● Exercise prompt
Extract every record, exactly as written, and ignore the pictures.

+++ Dataset

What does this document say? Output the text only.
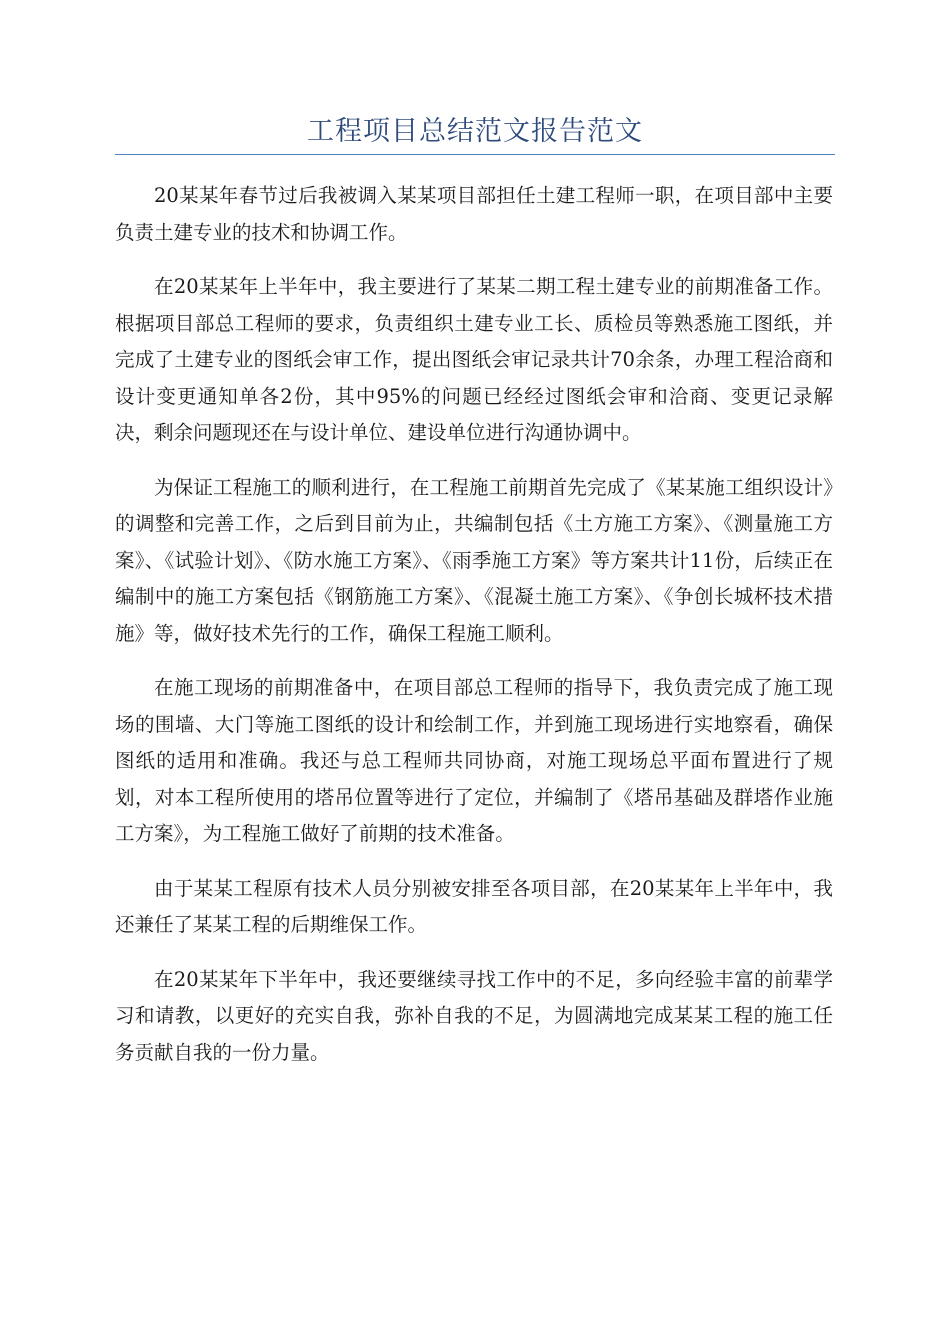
工程项目总结范文报告范文

20某某年春节过后我被调入某某项目部担任土建工程师一职，在项目部中主要负责土建专业的技术和协调工作。

在20某某年上半年中，我主要进行了某某二期工程土建专业的前期准备工作。根据项目部总工程师的要求，负责组织土建专业工长、质检员等熟悉施工图纸，并完成了土建专业的图纸会审工作，提出图纸会审记录共计70余条，办理工程洽商和设计变更通知单各2份，其中95%的问题已经经过图纸会审和洽商、变更记录解决，剩余问题现还在与设计单位、建设单位进行沟通协调中。

为保证工程施工的顺利进行，在工程施工前期首先完成了《某某施工组织设计》的调整和完善工作，之后到目前为止，共编制包括《土方施工方案》、《测量施工方案》、《试验计划》、《防水施工方案》、《雨季施工方案》等方案共计11份，后续正在编制中的施工方案包括《钢筋施工方案》、《混凝土施工方案》、《争创长城杯技术措施》等，做好技术先行的工作，确保工程施工顺利。

在施工现场的前期准备中，在项目部总工程师的指导下，我负责完成了施工现场的围墙、大门等施工图纸的设计和绘制工作，并到施工现场进行实地察看，确保图纸的适用和准确。我还与总工程师共同协商，对施工现场总平面布置进行了规划，对本工程所使用的塔吊位置等进行了定位，并编制了《塔吊基础及群塔作业施工方案》，为工程施工做好了前期的技术准备。

由于某某工程原有技术人员分别被安排至各项目部，在20某某年上半年中，我还兼任了某某工程的后期维保工作。

在20某某年下半年中，我还要继续寻找工作中的不足，多向经验丰富的前辈学习和请教，以更好的充实自我，弥补自我的不足，为圆满地完成某某工程的施工任务贡献自我的一份力量。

++++++

● Answer to the problem
What does this document say? Output the text only.
工程项目总结范文报告范文

20某某年春节过后我被调入某某项目部担任土建工程师一职，在项目部中主要负责土建专业的技术和协调工作。

在20某某年上半年中，我主要进行了某某二期工程土建专业的前期准备工作。根据项目部总工程师的要求，负责组织土建专业工长、质检员等熟悉施工图纸，并完成了土建专业的图纸会审工作，提出图纸会审记录共计70余条，办理工程洽商和设计变更通知单各2份，其中95%的问题已经经过图纸会审和洽商、变更记录解决，剩余问题现还在与设计单位、建设单位进行沟通协调中。

为保证工程施工的顺利进行，在工程施工前期首先完成了《某某施工组织设计》的调整和完善工作，之后到目前为止，共编制包括《土方施工方案》、《测量施工方案》、《试验计划》、《防水施工方案》、《雨季施工方案》等方案共计11份，后续正在编制中的施工方案包括《钢筋施工方案》、《混凝土施工方案》、《争创长城杯技术措施》等，做好技术先行的工作，确保工程施工顺利。

在施工现场的前期准备中，在项目部总工程师的指导下，我负责完成了施工现场的围墙、大门等施工图纸的设计和绘制工作，并到施工现场进行实地察看，确保图纸的适用和准确。我还与总工程师共同协商，对施工现场总平面布置进行了规划，对本工程所使用的塔吊位置等进行了定位，并编制了《塔吊基础及群塔作业施工方案》，为工程施工做好了前期的技术准备。

由于某某工程原有技术人员分别被安排至各项目部，在20某某年上半年中，我还兼任了某某工程的后期维保工作。

在20某某年下半年中，我还要继续寻找工作中的不足，多向经验丰富的前辈学习和请教，以更好的充实自我，弥补自我的不足，为圆满地完成某某工程的施工任务贡献自我的一份力量。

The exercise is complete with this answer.